= What you are asked to do =
On how many lines of the records below does the string "elev" appear? Reply with only the number.

---+---

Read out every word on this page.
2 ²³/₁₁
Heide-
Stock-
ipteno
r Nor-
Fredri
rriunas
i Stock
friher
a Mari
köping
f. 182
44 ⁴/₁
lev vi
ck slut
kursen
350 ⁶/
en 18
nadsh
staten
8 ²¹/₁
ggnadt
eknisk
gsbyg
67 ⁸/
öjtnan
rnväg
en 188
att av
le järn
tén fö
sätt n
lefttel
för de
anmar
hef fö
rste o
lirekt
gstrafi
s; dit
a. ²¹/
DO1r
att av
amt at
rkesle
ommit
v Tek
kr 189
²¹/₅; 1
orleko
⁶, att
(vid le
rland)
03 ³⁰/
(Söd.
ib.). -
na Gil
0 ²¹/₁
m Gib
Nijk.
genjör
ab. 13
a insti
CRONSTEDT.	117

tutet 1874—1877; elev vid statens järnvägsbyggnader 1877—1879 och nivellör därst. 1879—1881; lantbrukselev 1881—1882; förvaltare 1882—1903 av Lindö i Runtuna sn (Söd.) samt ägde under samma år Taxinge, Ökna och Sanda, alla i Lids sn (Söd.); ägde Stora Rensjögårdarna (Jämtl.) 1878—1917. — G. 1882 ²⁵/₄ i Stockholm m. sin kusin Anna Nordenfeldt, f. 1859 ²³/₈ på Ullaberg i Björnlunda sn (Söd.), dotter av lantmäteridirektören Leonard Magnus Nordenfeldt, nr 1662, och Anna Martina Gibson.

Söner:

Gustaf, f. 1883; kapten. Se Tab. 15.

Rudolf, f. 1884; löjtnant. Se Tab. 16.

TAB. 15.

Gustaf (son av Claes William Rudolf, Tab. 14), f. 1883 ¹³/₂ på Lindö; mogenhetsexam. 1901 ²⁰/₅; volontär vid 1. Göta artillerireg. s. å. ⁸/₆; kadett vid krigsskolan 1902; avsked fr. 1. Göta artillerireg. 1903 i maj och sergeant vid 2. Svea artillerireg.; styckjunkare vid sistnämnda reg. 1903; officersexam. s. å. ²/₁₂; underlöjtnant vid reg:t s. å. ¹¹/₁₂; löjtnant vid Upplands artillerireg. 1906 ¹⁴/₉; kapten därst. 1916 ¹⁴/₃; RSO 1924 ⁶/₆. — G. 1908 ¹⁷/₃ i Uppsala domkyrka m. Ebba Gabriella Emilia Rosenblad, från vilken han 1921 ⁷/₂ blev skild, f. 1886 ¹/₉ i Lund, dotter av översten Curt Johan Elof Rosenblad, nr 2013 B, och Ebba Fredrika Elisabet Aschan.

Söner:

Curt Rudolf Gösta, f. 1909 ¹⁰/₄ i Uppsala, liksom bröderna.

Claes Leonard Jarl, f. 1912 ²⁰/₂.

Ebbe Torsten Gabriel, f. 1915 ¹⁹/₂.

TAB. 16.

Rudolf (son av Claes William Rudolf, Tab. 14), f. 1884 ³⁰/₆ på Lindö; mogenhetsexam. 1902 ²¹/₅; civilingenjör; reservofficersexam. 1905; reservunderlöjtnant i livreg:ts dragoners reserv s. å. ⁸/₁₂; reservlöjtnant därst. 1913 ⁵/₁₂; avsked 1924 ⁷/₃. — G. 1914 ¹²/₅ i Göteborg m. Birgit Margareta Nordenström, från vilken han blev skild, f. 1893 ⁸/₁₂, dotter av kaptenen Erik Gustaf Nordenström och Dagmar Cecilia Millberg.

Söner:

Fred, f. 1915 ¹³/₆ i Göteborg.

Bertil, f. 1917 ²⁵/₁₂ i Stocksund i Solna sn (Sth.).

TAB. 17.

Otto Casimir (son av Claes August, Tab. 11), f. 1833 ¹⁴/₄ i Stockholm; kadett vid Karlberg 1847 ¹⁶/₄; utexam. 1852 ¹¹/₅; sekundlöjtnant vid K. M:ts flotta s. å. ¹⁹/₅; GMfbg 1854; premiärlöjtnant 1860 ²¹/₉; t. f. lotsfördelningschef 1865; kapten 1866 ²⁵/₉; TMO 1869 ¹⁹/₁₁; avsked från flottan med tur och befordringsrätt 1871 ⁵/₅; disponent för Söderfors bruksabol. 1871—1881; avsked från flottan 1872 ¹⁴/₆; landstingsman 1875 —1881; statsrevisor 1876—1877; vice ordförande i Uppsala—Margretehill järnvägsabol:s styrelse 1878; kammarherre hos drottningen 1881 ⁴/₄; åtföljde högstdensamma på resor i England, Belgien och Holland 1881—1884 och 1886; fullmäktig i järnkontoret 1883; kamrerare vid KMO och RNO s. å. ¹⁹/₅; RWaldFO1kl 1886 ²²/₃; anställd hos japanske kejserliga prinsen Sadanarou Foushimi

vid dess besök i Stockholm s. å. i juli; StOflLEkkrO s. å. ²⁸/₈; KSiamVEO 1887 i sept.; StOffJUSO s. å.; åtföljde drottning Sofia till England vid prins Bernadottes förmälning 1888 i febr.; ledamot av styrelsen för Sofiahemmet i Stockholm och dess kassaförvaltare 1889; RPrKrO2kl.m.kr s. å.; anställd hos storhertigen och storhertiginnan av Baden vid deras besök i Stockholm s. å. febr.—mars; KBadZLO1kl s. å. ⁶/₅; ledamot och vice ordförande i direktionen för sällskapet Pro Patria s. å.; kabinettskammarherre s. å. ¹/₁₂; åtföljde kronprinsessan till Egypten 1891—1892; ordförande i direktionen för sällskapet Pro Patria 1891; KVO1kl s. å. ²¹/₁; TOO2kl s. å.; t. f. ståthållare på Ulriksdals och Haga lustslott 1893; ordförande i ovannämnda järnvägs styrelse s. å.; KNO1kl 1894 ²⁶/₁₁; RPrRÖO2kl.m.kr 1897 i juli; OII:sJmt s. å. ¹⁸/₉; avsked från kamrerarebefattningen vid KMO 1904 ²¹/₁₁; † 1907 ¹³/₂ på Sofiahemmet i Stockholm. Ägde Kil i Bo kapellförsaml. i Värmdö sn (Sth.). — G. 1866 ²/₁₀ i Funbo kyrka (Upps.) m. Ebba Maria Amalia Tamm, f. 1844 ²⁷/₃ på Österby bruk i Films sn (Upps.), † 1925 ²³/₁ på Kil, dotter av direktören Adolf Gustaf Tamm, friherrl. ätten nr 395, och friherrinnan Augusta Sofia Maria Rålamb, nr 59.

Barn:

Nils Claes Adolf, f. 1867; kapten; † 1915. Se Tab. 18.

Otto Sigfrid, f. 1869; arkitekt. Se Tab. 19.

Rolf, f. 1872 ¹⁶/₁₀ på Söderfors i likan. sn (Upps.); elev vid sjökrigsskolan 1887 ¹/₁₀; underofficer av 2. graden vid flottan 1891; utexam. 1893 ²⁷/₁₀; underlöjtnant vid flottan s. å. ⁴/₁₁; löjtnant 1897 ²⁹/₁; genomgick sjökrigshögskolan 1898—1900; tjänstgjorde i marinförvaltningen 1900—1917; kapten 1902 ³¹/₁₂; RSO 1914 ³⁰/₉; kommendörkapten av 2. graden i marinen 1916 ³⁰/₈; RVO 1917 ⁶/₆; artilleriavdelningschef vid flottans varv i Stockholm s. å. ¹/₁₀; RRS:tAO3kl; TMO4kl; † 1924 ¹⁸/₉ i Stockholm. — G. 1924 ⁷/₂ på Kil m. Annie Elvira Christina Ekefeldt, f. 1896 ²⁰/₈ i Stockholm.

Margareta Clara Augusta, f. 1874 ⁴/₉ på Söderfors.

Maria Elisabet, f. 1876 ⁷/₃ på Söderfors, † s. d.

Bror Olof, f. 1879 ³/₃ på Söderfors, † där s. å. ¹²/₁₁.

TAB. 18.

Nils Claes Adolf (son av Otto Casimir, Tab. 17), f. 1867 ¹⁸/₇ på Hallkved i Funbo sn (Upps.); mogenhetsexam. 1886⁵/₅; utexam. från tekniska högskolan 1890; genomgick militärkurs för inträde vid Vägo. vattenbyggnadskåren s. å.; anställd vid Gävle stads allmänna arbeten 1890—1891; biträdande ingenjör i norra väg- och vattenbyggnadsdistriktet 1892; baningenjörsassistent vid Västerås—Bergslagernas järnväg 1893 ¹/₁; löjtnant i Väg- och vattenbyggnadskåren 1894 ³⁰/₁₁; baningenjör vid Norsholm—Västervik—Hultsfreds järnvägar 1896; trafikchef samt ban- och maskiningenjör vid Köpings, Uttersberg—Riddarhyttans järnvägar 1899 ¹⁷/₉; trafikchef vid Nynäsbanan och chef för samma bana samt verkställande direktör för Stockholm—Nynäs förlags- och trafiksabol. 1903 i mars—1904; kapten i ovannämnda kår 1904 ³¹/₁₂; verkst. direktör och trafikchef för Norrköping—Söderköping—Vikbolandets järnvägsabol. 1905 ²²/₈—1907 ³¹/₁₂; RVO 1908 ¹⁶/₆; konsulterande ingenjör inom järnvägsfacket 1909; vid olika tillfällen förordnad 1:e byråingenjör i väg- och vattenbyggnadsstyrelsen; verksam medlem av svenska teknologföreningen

---+---

= Exercise response =
2